> [Work instructions]
Go through the entries below and retype them exactly, omitting each picture.

---------- Input rows ----------

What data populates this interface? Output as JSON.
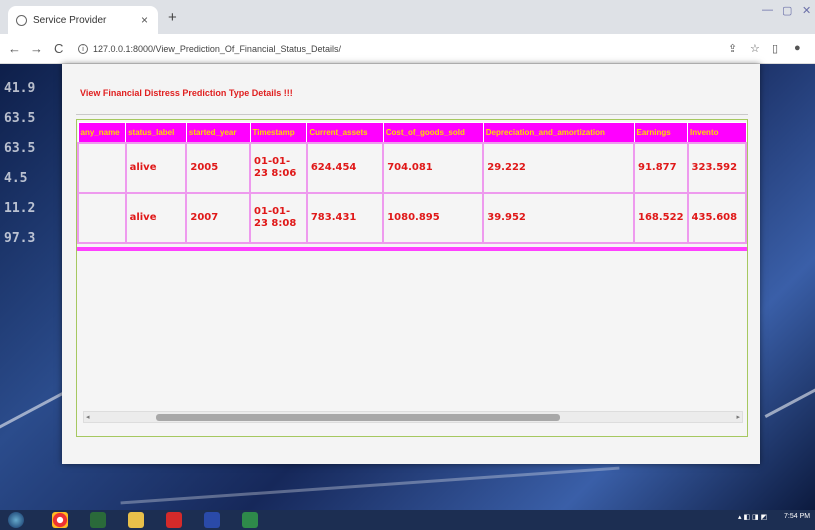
{
  "browser": {
    "tab_title": "Service Provider",
    "tab_close": "×",
    "new_tab": "+",
    "url": "127.0.0.1:8000/View_Prediction_Of_Financial_Status_Details/",
    "nav": {
      "back": "←",
      "forward": "→",
      "reload": "C"
    },
    "window_controls": [
      "—",
      "▢",
      "✕"
    ]
  },
  "page": {
    "title": "View Financial Distress Prediction Type Details !!!",
    "background_numbers": [
      "41.9",
      "63.5",
      "63.5",
      "4.5",
      "11.2",
      "97.3"
    ],
    "table": {
      "headers": [
        "any_name",
        "status_label",
        "started_year",
        "Timestamp",
        "Current_assets",
        "Cost_of_goods_sold",
        "Depreciation_and_amortization",
        "Earnings",
        "Invento"
      ],
      "rows": [
        [
          "",
          "alive",
          "2005",
          "01-01-23 8:06",
          "624.454",
          "704.081",
          "29.222",
          "91.877",
          "323.592"
        ],
        [
          "",
          "alive",
          "2007",
          "01-01-23 8:08",
          "783.431",
          "1080.895",
          "39.952",
          "168.522",
          "435.608"
        ]
      ]
    },
    "scrollbar": {
      "left": "◂",
      "right": "▸"
    }
  },
  "taskbar": {
    "time": "7:54 PM"
  },
  "colors": {
    "header_bg": "#ff00ff",
    "header_text": "#ffd600",
    "cell_text": "#e01818",
    "title": "#e02020",
    "frame_border": "#a6c860"
  }
}
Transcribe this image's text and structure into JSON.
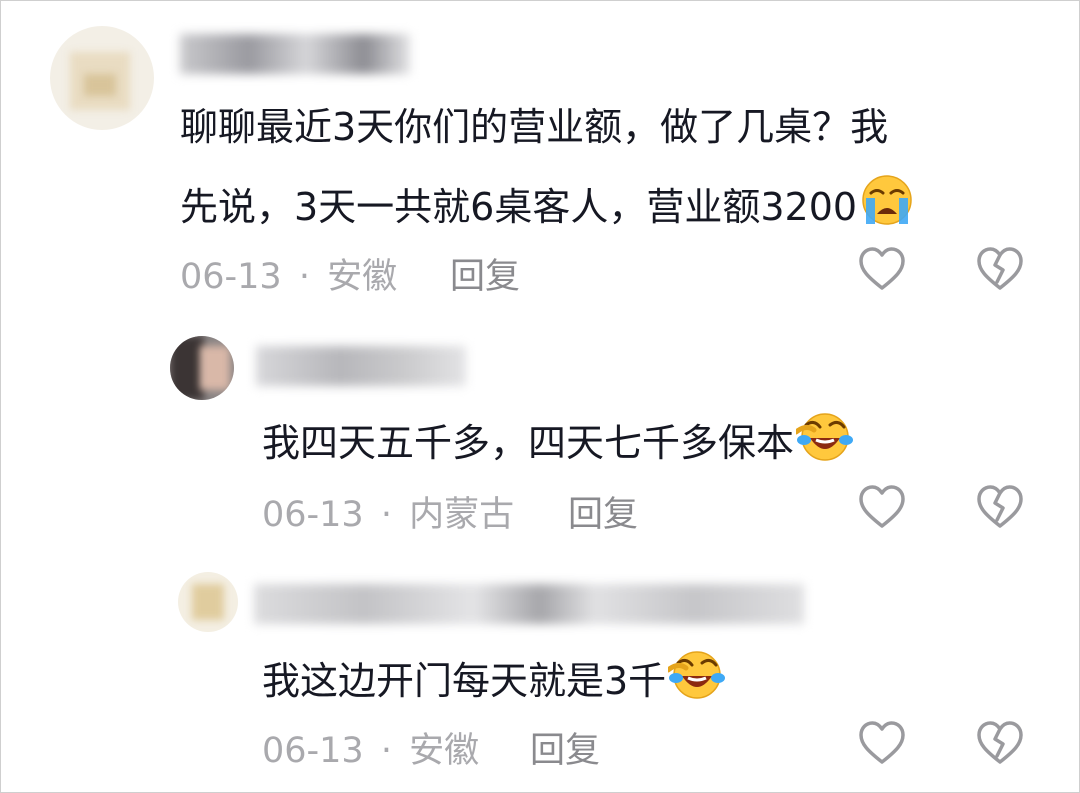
{
  "comments": [
    {
      "text_line1": "聊聊最近3天你们的营业额，做了几桌？我",
      "text_line2": "先说，3天一共就6桌客人，营业额3200",
      "emoji": "loudly-crying-emoji",
      "date": "06-13",
      "sep": "·",
      "location": "安徽",
      "reply_label": "回复"
    },
    {
      "text": "我四天五千多，四天七千多保本",
      "emoji": "rolling-laughing-emoji",
      "date": "06-13",
      "sep": "·",
      "location": "内蒙古",
      "reply_label": "回复"
    },
    {
      "text": "我这边开门每天就是3千",
      "emoji": "rolling-laughing-emoji",
      "date": "06-13",
      "sep": "·",
      "location": "安徽",
      "reply_label": "回复"
    }
  ],
  "icons": {
    "like": "heart-outline-icon",
    "dislike": "broken-heart-icon"
  },
  "colors": {
    "text": "#161823",
    "meta": "#a9a9ad",
    "icon": "#9a9a9e",
    "emoji_face": "#ffc83d",
    "emoji_tear": "#3fa9f5"
  }
}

----------

> [Response for this exercise]
What data populates this interface? Output as JSON.
{
  "browser": {
    "tab_title": "Service Provider",
    "tab_close": "×",
    "new_tab": "+",
    "url": "127.0.0.1:8000/View_Prediction_Of_Financial_Status_Details/",
    "nav": {
      "back": "←",
      "forward": "→",
      "reload": "C"
    },
    "window_controls": [
      "—",
      "▢",
      "✕"
    ]
  },
  "page": {
    "title": "View Financial Distress Prediction Type Details !!!",
    "background_numbers": [
      "41.9",
      "63.5",
      "63.5",
      "4.5",
      "11.2",
      "97.3"
    ],
    "table": {
      "headers": [
        "any_name",
        "status_label",
        "started_year",
        "Timestamp",
        "Current_assets",
        "Cost_of_goods_sold",
        "Depreciation_and_amortization",
        "Earnings",
        "Invento"
      ],
      "rows": [
        [
          "",
          "alive",
          "2005",
          "01-01-23 8:06",
          "624.454",
          "704.081",
          "29.222",
          "91.877",
          "323.592"
        ],
        [
          "",
          "alive",
          "2007",
          "01-01-23 8:08",
          "783.431",
          "1080.895",
          "39.952",
          "168.522",
          "435.608"
        ]
      ]
    },
    "scrollbar": {
      "left": "◂",
      "right": "▸"
    }
  },
  "taskbar": {
    "time": "7:54 PM"
  },
  "colors": {
    "header_bg": "#ff00ff",
    "header_text": "#ffd600",
    "cell_text": "#e01818",
    "title": "#e02020",
    "frame_border": "#a6c860"
  }
}
Transcribe this image's text and structure into JSON.
{
  "comments": [
    {
      "text_line1": "聊聊最近3天你们的营业额，做了几桌？我",
      "text_line2": "先说，3天一共就6桌客人，营业额3200",
      "emoji": "loudly-crying-emoji",
      "date": "06-13",
      "sep": "·",
      "location": "安徽",
      "reply_label": "回复"
    },
    {
      "text": "我四天五千多，四天七千多保本",
      "emoji": "rolling-laughing-emoji",
      "date": "06-13",
      "sep": "·",
      "location": "内蒙古",
      "reply_label": "回复"
    },
    {
      "text": "我这边开门每天就是3千",
      "emoji": "rolling-laughing-emoji",
      "date": "06-13",
      "sep": "·",
      "location": "安徽",
      "reply_label": "回复"
    }
  ],
  "icons": {
    "like": "heart-outline-icon",
    "dislike": "broken-heart-icon"
  },
  "colors": {
    "text": "#161823",
    "meta": "#a9a9ad",
    "icon": "#9a9a9e",
    "emoji_face": "#ffc83d",
    "emoji_tear": "#3fa9f5"
  }
}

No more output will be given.